### [Stated task]
Every record below should be transcribed exactly. Omit the images.

### [Figure dataset records]
# # # # #

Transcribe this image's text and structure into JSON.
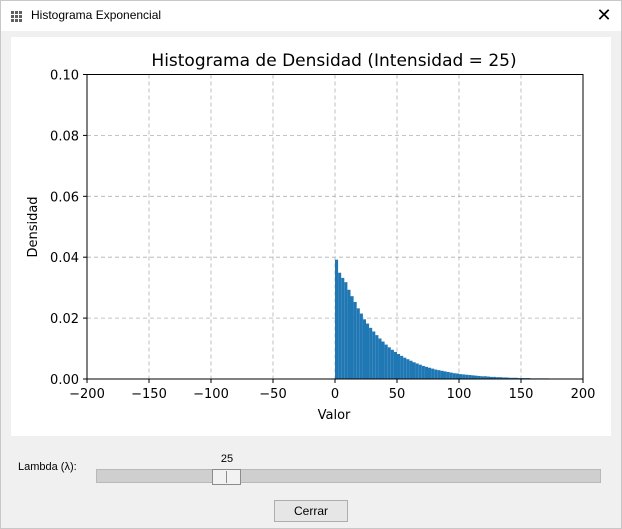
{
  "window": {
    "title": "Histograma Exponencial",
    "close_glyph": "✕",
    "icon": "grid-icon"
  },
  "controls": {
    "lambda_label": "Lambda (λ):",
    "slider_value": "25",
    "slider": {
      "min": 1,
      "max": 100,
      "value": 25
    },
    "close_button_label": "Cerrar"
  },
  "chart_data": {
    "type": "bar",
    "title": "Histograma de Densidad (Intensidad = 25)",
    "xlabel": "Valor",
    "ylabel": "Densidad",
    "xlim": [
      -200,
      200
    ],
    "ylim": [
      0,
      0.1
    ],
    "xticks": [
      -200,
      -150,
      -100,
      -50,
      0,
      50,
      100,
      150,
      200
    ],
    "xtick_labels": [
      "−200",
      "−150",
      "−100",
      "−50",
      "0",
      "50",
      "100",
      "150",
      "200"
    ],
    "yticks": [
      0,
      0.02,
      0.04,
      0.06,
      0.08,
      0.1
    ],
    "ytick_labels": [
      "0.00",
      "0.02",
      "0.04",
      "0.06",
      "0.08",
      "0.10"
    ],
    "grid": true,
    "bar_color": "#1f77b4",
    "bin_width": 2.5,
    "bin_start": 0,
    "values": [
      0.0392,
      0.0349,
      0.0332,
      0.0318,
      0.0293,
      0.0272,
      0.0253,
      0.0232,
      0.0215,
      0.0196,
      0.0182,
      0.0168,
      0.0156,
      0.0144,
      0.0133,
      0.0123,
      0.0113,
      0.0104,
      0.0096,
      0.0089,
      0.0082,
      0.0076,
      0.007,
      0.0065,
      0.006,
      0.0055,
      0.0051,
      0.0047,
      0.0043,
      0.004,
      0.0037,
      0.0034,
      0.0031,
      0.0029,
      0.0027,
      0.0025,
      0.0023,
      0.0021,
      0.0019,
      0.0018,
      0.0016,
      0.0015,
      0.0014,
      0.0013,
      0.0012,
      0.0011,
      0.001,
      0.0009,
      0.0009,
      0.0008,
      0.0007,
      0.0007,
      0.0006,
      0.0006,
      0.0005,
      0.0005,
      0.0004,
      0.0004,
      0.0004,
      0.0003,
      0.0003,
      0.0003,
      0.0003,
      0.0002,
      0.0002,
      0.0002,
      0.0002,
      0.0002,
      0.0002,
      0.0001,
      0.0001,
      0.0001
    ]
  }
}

# # # # #

### [Complete response]
Transcribe this image's text and structure into JSON.
{
  "window": {
    "title": "Histograma Exponencial",
    "close_glyph": "✕",
    "icon": "grid-icon"
  },
  "controls": {
    "lambda_label": "Lambda (λ):",
    "slider_value": "25",
    "slider": {
      "min": 1,
      "max": 100,
      "value": 25
    },
    "close_button_label": "Cerrar"
  },
  "chart_data": {
    "type": "bar",
    "title": "Histograma de Densidad (Intensidad = 25)",
    "xlabel": "Valor",
    "ylabel": "Densidad",
    "xlim": [
      -200,
      200
    ],
    "ylim": [
      0,
      0.1
    ],
    "xticks": [
      -200,
      -150,
      -100,
      -50,
      0,
      50,
      100,
      150,
      200
    ],
    "xtick_labels": [
      "−200",
      "−150",
      "−100",
      "−50",
      "0",
      "50",
      "100",
      "150",
      "200"
    ],
    "yticks": [
      0,
      0.02,
      0.04,
      0.06,
      0.08,
      0.1
    ],
    "ytick_labels": [
      "0.00",
      "0.02",
      "0.04",
      "0.06",
      "0.08",
      "0.10"
    ],
    "grid": true,
    "bar_color": "#1f77b4",
    "bin_width": 2.5,
    "bin_start": 0,
    "values": [
      0.0392,
      0.0349,
      0.0332,
      0.0318,
      0.0293,
      0.0272,
      0.0253,
      0.0232,
      0.0215,
      0.0196,
      0.0182,
      0.0168,
      0.0156,
      0.0144,
      0.0133,
      0.0123,
      0.0113,
      0.0104,
      0.0096,
      0.0089,
      0.0082,
      0.0076,
      0.007,
      0.0065,
      0.006,
      0.0055,
      0.0051,
      0.0047,
      0.0043,
      0.004,
      0.0037,
      0.0034,
      0.0031,
      0.0029,
      0.0027,
      0.0025,
      0.0023,
      0.0021,
      0.0019,
      0.0018,
      0.0016,
      0.0015,
      0.0014,
      0.0013,
      0.0012,
      0.0011,
      0.001,
      0.0009,
      0.0009,
      0.0008,
      0.0007,
      0.0007,
      0.0006,
      0.0006,
      0.0005,
      0.0005,
      0.0004,
      0.0004,
      0.0004,
      0.0003,
      0.0003,
      0.0003,
      0.0003,
      0.0002,
      0.0002,
      0.0002,
      0.0002,
      0.0002,
      0.0002,
      0.0001,
      0.0001,
      0.0001
    ]
  }
}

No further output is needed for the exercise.